[Set exercise]: Read the lines below and count those that have the word "Canova". Respond with the number only.

[Entries taken from a collection]:
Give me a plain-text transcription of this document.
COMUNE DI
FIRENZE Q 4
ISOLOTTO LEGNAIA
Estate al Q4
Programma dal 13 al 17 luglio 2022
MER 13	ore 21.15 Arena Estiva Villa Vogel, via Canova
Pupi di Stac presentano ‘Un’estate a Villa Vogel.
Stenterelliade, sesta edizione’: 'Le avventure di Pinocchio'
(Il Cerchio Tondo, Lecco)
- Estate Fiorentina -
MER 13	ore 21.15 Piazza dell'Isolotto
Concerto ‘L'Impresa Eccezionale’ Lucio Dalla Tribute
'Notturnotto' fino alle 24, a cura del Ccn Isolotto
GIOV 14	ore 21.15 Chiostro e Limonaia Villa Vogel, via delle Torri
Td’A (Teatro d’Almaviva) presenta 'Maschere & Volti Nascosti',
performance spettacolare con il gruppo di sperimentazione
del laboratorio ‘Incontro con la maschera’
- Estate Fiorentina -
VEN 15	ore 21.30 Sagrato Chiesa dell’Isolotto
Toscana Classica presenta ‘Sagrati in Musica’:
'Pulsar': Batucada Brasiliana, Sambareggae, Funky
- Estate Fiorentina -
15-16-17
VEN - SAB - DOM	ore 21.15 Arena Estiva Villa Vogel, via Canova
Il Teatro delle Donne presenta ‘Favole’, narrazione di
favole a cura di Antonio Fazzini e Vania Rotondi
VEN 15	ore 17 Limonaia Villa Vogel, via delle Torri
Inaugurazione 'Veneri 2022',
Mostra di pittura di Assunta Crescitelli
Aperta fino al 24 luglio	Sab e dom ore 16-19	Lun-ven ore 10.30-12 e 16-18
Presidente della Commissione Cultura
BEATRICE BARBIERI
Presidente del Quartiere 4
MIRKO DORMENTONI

[Response to this exercise]: 2